• **TEXTE EXTRAIT**:

_ _ _ _ _ _ _

‘Simone, le voyage du siècle’: «Le film a mis dix ans à se faire»

Elsa Zylberstein change de ton! Revenue de ses rôles comiques dans ’Adorables’ et ’Champagne’, la voici dans la peau de Simone Veil pour un biopic signé par Olivier Dahan ('La Môme'). À l’origine du projet, l’actrice s’est plongée corps et âme dans la vie de l’icône, de son combat pour la légalisation de l’avortement en France à sa survie dans le camp d’Auschwitz.

par
Stanislas Ide
Temps de lecture 5 min.

Vous êtes à l’origine du projet. Comment a germé l’idée d’un biopic sur Simone Veil?

Elsa Zylberstein: «J’ai eu la chance de la rencontrer plusieurs fois. Et quand j’ai lu sa biographie ’Une vie’, je me suis dit qu’elle avait un destin incroyable et qu’il faudrait un grand film sur cette femme. Ensuite ça a mis dix ans à se faire, le temps que je trouve les bons producteurs. J’avais adoré ’La Môme’ et je me suis dit que la seule personne qui pouvait faire ce film était Olivier Dahan. Pour son sens du romanesque, des femmes, de l’histoire. Je voulais qu’il y ait du cœur, de l’âme, que ce soit charnel, viscéral, habité.»

Qu’espérez-vous mettre en avant sur la personnalité de Simone Veil?

«Je veux montrer à quel point l’histoire l’a marquée au fer rouge. Comment son début de vie au camp a impacté sa vie et conditionné tous ses choix et ses décisions. Comment le personnage de sa mère l’a hantée aussi. J’avais envie de montrer la femme aux cheveux lâchés. Qu’est-ce qu’il y a derrière ce chignon et cette dureté apparente? Il y a de la pudeur, de la timidité et de l’indignation. De la brutalité parfois aussi, certes, mais encore plus d’humanité, de compassion et de sensibilité.»

Qu’avez-vous fait pour préparer le rôle?

«Oh la la, qu’est-ce que j’ai pas fait! J’ai travaillé avec plusieurs coachs pendant un an. On a fait une étude de mon oreille pour définir les sons que j’entendais, et comment aborder les siens. Pendant huit mois j’ai travaillé deux heures par jour avec un casque. J’écoutais de la musique classique, les discours au ralenti puis en accéléré, les extraits des interviews… Tout ça a flotté dans ma tête pendant huit mois. J’ai pris neuf kilos, on a contacté Chanel, qui a réimprimé les tissus de vêtements que Simone portait en 1974. [Marque une pause] Ça a été un long chemin, elle a vraiment infusé en moi pendant un an. Maintenant le rôle part tranquillement mais elle est encore un peu en moi. Elle m’a donné envie de m’indigner, d’avoir du courage et de prendre de la hauteur. C’était une leçon de vie de rentrer en elle et de comprendre comment elle fonctionnait.»

_ _ _ _ _ _ _

• **VOTRE OBJECTIF**:
Selon le texte extrait, pendant combien de temps Elsa Zylberstein a-t-elle travaillé deux heures par jour avec un casque ?

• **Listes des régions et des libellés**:

_ _ _ _ _ _ _

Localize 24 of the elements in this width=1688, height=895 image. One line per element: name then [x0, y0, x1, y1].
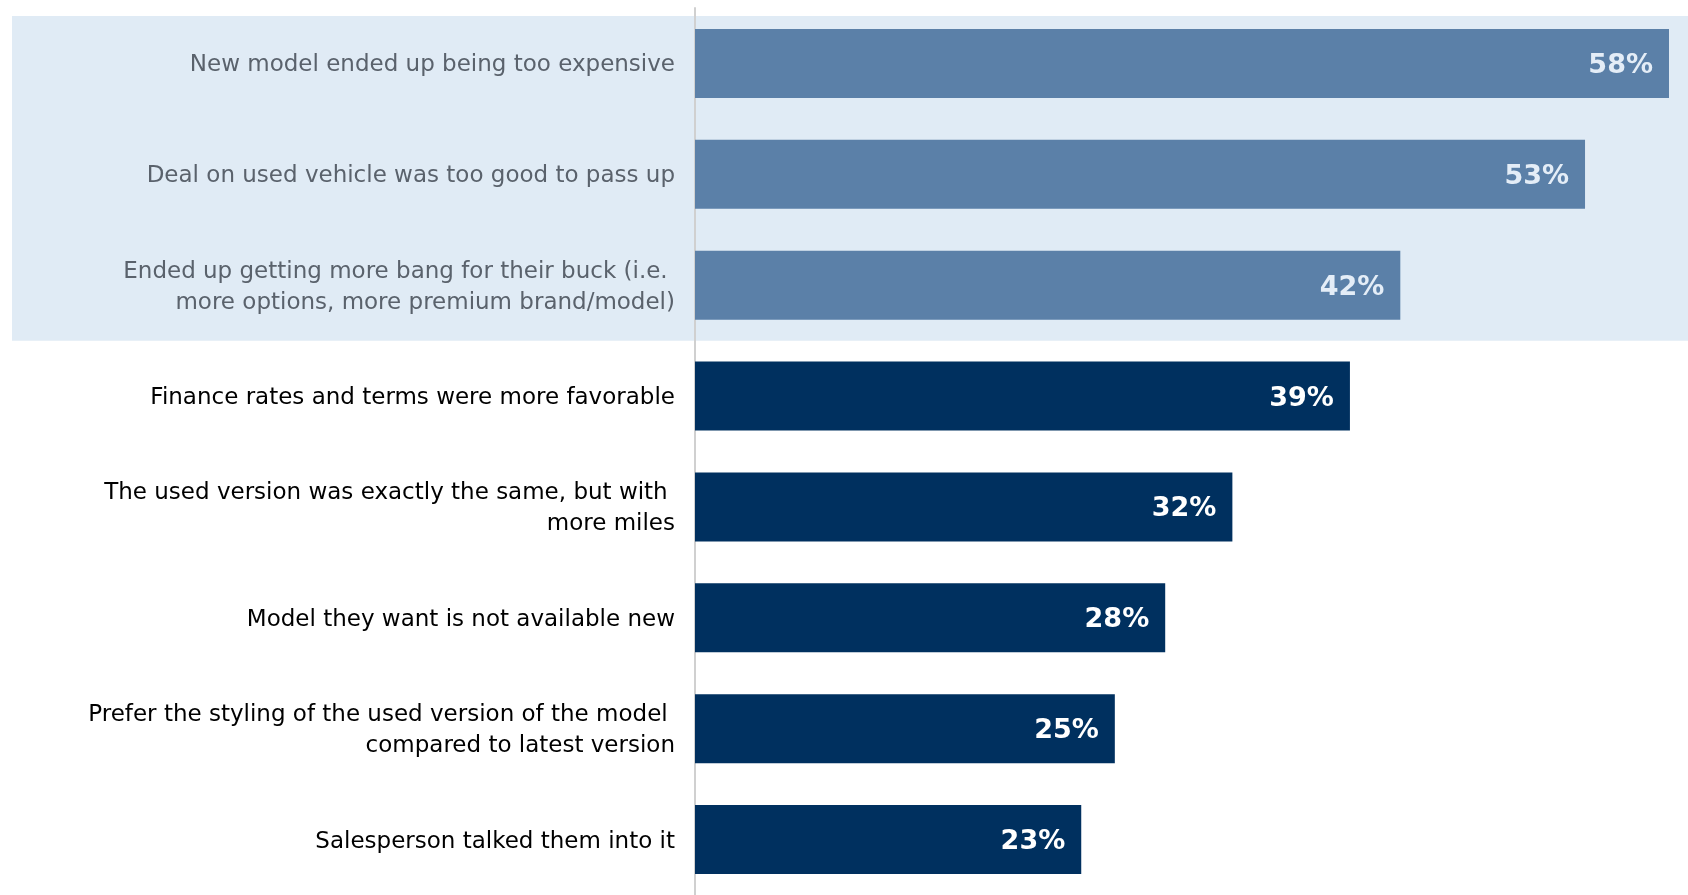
- data-label: 42%: [1319, 269, 1385, 301]
- bar: [695, 472, 1233, 542]
- y-tick-label: The used version was exactly the same, but with more miles: [103, 478, 675, 536]
- bar: [695, 28, 1669, 98]
- data-label: 39%: [1269, 380, 1334, 412]
- y-tick-label: Finance rates and terms were more favorable: [150, 383, 675, 410]
- data-label: 28%: [1084, 602, 1150, 634]
- data-label: 32%: [1151, 491, 1217, 523]
- bar: [695, 805, 1082, 875]
- data-label: 53%: [1504, 158, 1570, 190]
- data-label: 25%: [1034, 713, 1099, 745]
- y-tick-label: Model they want is not available new: [246, 604, 675, 631]
- data-label: 23%: [1000, 824, 1066, 856]
- y-tick-label: Salesperson talked them into it: [315, 826, 675, 853]
- bar: [695, 694, 1115, 764]
- data-label: 58%: [1588, 47, 1653, 79]
- y-tick-label: Ended up getting more bang for their buck (i.e. more options, more premium brand/model): [123, 256, 675, 314]
- y-tick-label: Deal on used vehicle was too good to pass up: [146, 161, 675, 188]
- bar: [695, 250, 1401, 320]
- bar: [695, 361, 1350, 431]
- y-tick-label: Prefer the styling of the used version of the model compared to latest version: [88, 700, 675, 758]
- bar: [695, 139, 1586, 209]
- bar: [695, 583, 1166, 653]
- y-tick-label: New model ended up being too expensive: [189, 50, 675, 77]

_ _ _ _ _ _ _

• **RÉPONSE ATTENDUE**:
Pendant huit mois.